** Dataset excerpt **

↓

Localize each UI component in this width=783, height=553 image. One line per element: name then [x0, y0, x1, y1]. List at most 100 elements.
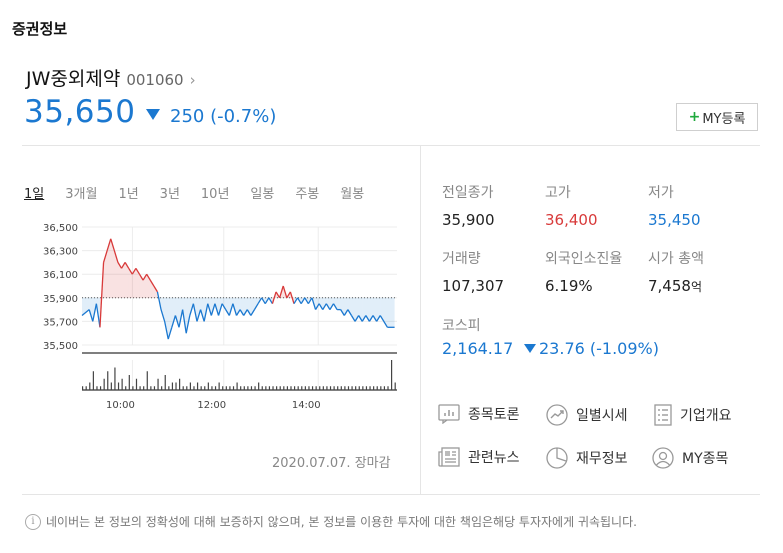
price-area-segment	[322, 297, 327, 310]
price-area-segment	[186, 297, 190, 334]
price-line-segment	[92, 303, 98, 322]
volume-bar	[103, 378, 105, 390]
price-area-segment	[276, 291, 280, 298]
volume-bar	[207, 382, 209, 390]
volume-bar	[121, 378, 123, 390]
tab-10year[interactable]: 10년	[200, 187, 230, 202]
volume-bar	[240, 386, 242, 390]
price-line-segment	[304, 297, 309, 305]
price-line-segment	[368, 315, 374, 322]
price-line-segment	[167, 327, 173, 340]
price-line-segment	[225, 309, 230, 316]
price-line-segment	[246, 309, 252, 316]
price-line-segment	[131, 267, 137, 275]
price-area-segment	[340, 297, 345, 316]
price-change: 250 (-0.7%)	[146, 106, 276, 127]
volume-bar	[326, 386, 328, 390]
link-my-stocks[interactable]: MY종목	[652, 447, 728, 469]
stat-prev-close-label: 전일종가	[442, 185, 494, 201]
price-line-segment	[203, 303, 209, 322]
disclaimer: i 네이버는 본 정보의 정확성에 대해 보증하지 않으며, 본 정보를 이용한…	[25, 513, 637, 530]
price-area-segment	[164, 297, 169, 340]
volume-bar	[171, 382, 174, 390]
price-area-segment	[132, 268, 136, 298]
price-area-segment	[196, 297, 201, 322]
price-area-segment	[380, 297, 384, 322]
price-area-segment	[369, 297, 374, 322]
volume-bar	[369, 386, 371, 390]
price-line-segment	[178, 309, 184, 328]
stock-code[interactable]: 001060	[126, 71, 184, 89]
price-area-segment	[358, 297, 363, 322]
volume-bar	[168, 386, 170, 390]
price-area-segment	[329, 297, 334, 310]
kospi-change: 23.76 (-1.09%)	[524, 339, 659, 358]
stat-prev-close-value: 35,900	[442, 211, 495, 229]
volume-bar	[362, 386, 364, 390]
volume-bar	[150, 386, 152, 390]
chevron-right-icon[interactable]: ›	[189, 71, 196, 89]
price-area-segment	[326, 297, 330, 310]
price-line-segment	[192, 303, 198, 322]
link-news[interactable]: 관련뉴스	[438, 447, 520, 467]
my-register-button[interactable]: + MY등록	[676, 103, 758, 131]
price-area-segment	[387, 297, 391, 328]
price-area-segment	[200, 297, 205, 322]
divider-bottom	[22, 494, 760, 495]
volume-bar	[293, 386, 296, 390]
tab-daily[interactable]: 일봉	[250, 187, 275, 202]
volume-bar	[308, 386, 310, 390]
trend-circle-icon	[546, 404, 568, 426]
volume-bar	[196, 382, 199, 390]
volume-bar	[204, 386, 206, 390]
volume-bar	[110, 382, 112, 390]
price-line-segment	[376, 315, 381, 322]
price-area-segment	[355, 297, 359, 322]
intraday-chart[interactable]: 36,500 36,300 36,100 35,900 35,700 35,500 10:…	[22, 215, 402, 415]
pie-chart-icon	[546, 447, 568, 469]
stock-name[interactable]: JW중외제약	[26, 68, 121, 90]
tab-weekly[interactable]: 주봉	[295, 187, 320, 202]
price-area-segment	[117, 262, 122, 298]
price-line-segment	[311, 297, 317, 310]
volume-bar	[114, 367, 116, 390]
price-line-segment	[138, 273, 144, 281]
volume-bar	[297, 386, 299, 390]
volume-bar	[186, 386, 188, 390]
link-financials[interactable]: 재무정보	[546, 447, 628, 469]
kospi-label[interactable]: 코스피	[442, 318, 481, 334]
price-line-segment	[264, 297, 270, 305]
tab-monthly[interactable]: 월봉	[340, 187, 365, 202]
volume-bar	[358, 386, 360, 390]
stat-volume: 거래량 107,307	[442, 248, 504, 295]
link-discussion[interactable]: 종목토론	[438, 404, 520, 424]
volume-bar	[337, 386, 339, 390]
price-area-segment	[258, 297, 262, 304]
price-line-segment	[340, 309, 345, 316]
volume-bar	[200, 386, 202, 390]
price-line-segment	[343, 309, 349, 316]
link-company-overview[interactable]: 기업개요	[654, 404, 732, 426]
tab-3year[interactable]: 3년	[159, 187, 180, 202]
price-line-segment	[235, 309, 241, 316]
volume-bar	[383, 386, 386, 390]
volume-bar	[250, 386, 253, 390]
stat-high-label: 고가	[545, 185, 571, 201]
price-line-segment	[81, 309, 90, 317]
volume-bar	[279, 386, 281, 390]
stock-name-row[interactable]: JW중외제약 001060 ›	[26, 64, 196, 91]
price-line-segment	[253, 303, 259, 310]
price-area-segment	[351, 297, 356, 322]
volume-bar	[179, 378, 181, 390]
volume-bar	[92, 371, 94, 390]
tab-1year[interactable]: 1년	[118, 187, 139, 202]
link-daily-price[interactable]: 일별시세	[546, 404, 628, 426]
section-title: 증권정보	[12, 20, 68, 38]
volume-bar	[365, 386, 368, 390]
price-line-segment	[325, 303, 331, 310]
down-triangle-icon	[524, 344, 536, 353]
tab-3month[interactable]: 3개월	[65, 187, 98, 202]
price-line-segment	[106, 238, 112, 251]
tab-1day[interactable]: 1일	[24, 187, 45, 202]
stat-prev-close: 전일종가 35,900	[442, 182, 495, 229]
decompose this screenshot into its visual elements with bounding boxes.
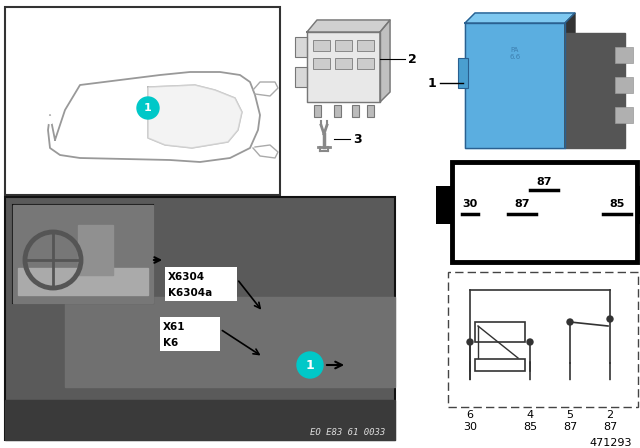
Text: 5: 5 (566, 410, 573, 420)
Text: 30: 30 (463, 422, 477, 432)
Polygon shape (380, 20, 390, 102)
Polygon shape (465, 13, 575, 23)
Bar (475, 359, 525, 371)
Text: PA
6.6: PA 6.6 (509, 47, 520, 60)
Circle shape (567, 319, 573, 325)
Bar (160, 317, 220, 351)
Circle shape (527, 339, 533, 345)
Bar (295, 67, 307, 87)
Bar (313, 58, 330, 69)
Bar (295, 37, 307, 57)
Circle shape (526, 381, 534, 389)
Text: 4: 4 (527, 410, 534, 420)
Polygon shape (5, 400, 395, 440)
Bar (448, 272, 638, 407)
Bar (436, 186, 452, 224)
Polygon shape (148, 85, 242, 148)
Bar (357, 58, 374, 69)
Bar (165, 267, 237, 301)
Polygon shape (65, 297, 395, 387)
Bar (452, 162, 637, 262)
Circle shape (137, 97, 159, 119)
Polygon shape (307, 32, 380, 102)
Text: 87: 87 (563, 422, 577, 432)
Bar (335, 40, 352, 51)
Polygon shape (565, 33, 625, 148)
Text: 87: 87 (603, 422, 617, 432)
Text: X6304: X6304 (168, 272, 205, 282)
Text: 6: 6 (467, 410, 474, 420)
Circle shape (467, 339, 473, 345)
Circle shape (47, 116, 54, 124)
Bar (5, 197, 395, 440)
Bar (637, 186, 640, 224)
Bar (475, 322, 525, 342)
Text: 87: 87 (536, 177, 552, 187)
Text: EO E83 61 0033: EO E83 61 0033 (310, 427, 385, 436)
Text: 1: 1 (144, 103, 152, 113)
Bar (352, 105, 359, 117)
Text: K6304a: K6304a (168, 288, 212, 298)
Text: K6: K6 (163, 338, 179, 348)
Text: 85: 85 (609, 199, 625, 209)
Bar (615, 107, 633, 123)
Text: 3: 3 (353, 133, 362, 146)
Circle shape (297, 352, 323, 378)
Text: 87: 87 (515, 199, 530, 209)
Bar (335, 58, 352, 69)
Circle shape (606, 381, 614, 389)
Circle shape (607, 316, 613, 322)
Bar (314, 105, 321, 117)
Bar (367, 105, 374, 117)
Polygon shape (465, 23, 565, 148)
Text: X61: X61 (163, 322, 186, 332)
Bar (5, 7, 280, 195)
Polygon shape (565, 13, 575, 148)
Circle shape (566, 381, 574, 389)
Bar (458, 58, 468, 88)
Polygon shape (307, 20, 390, 32)
Bar (13, 205, 153, 303)
Bar (357, 40, 374, 51)
Bar (313, 40, 330, 51)
Text: 1: 1 (306, 358, 314, 371)
Text: 2: 2 (607, 410, 614, 420)
Bar (334, 105, 341, 117)
Text: 2: 2 (408, 52, 417, 65)
Polygon shape (18, 268, 148, 295)
Polygon shape (78, 225, 113, 275)
Text: 471293: 471293 (589, 438, 632, 448)
Circle shape (466, 381, 474, 389)
Polygon shape (13, 205, 153, 303)
Bar (615, 47, 633, 63)
Text: 30: 30 (462, 199, 477, 209)
Text: 85: 85 (523, 422, 537, 432)
Text: 1: 1 (428, 77, 436, 90)
Bar (615, 77, 633, 93)
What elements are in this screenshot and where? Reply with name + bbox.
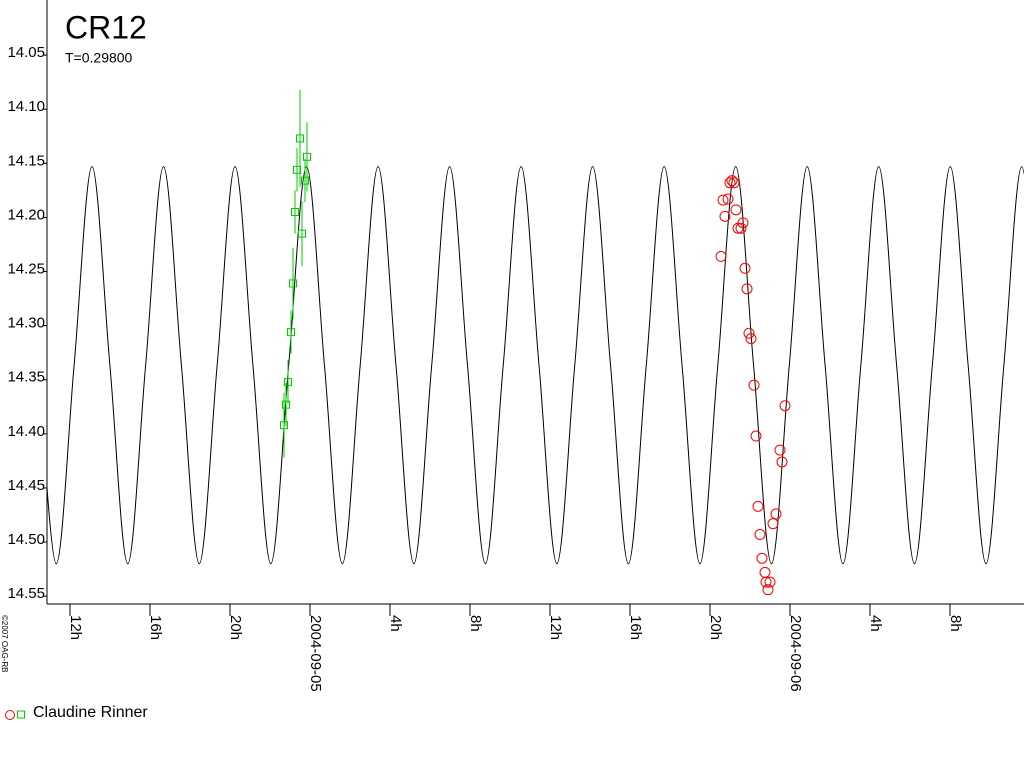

↑

** AIM **
Return, without any changes, everything in the items from the line containing "297, 327, 310]" down to the line containing "71, 184, 89]", with both of those lines included.

** THE COMPLETED TASK **
price-area-segment	[322, 297, 327, 310]
price-area-segment	[186, 297, 190, 334]
price-line-segment	[92, 303, 98, 322]
volume-bar	[103, 378, 105, 390]
price-area-segment	[276, 291, 280, 298]
volume-bar	[207, 382, 209, 390]
volume-bar	[121, 378, 123, 390]
tab-10year[interactable]: 10년	[200, 187, 230, 202]
volume-bar	[240, 386, 242, 390]
price-line-segment	[304, 297, 309, 305]
price-line-segment	[368, 315, 374, 322]
price-line-segment	[167, 327, 173, 340]
price-line-segment	[225, 309, 230, 316]
price-line-segment	[246, 309, 252, 316]
price-line-segment	[131, 267, 137, 275]
price-area-segment	[340, 297, 345, 316]
price-change: 250 (-0.7%)	[146, 106, 276, 127]
volume-bar	[326, 386, 328, 390]
link-my-stocks[interactable]: MY종목	[652, 447, 728, 469]
stat-prev-close-label: 전일종가	[442, 185, 494, 201]
price-line-segment	[203, 303, 209, 322]
disclaimer: i 네이버는 본 정보의 정확성에 대해 보증하지 않으며, 본 정보를 이용한…	[25, 513, 637, 530]
price-area-segment	[164, 297, 169, 340]
volume-bar	[171, 382, 174, 390]
price-area-segment	[132, 268, 136, 298]
price-area-segment	[196, 297, 201, 322]
price-area-segment	[380, 297, 384, 322]
price-area-segment	[369, 297, 374, 322]
volume-bar	[369, 386, 371, 390]
price-line-segment	[178, 309, 184, 328]
stock-code[interactable]: 001060	[126, 71, 184, 89]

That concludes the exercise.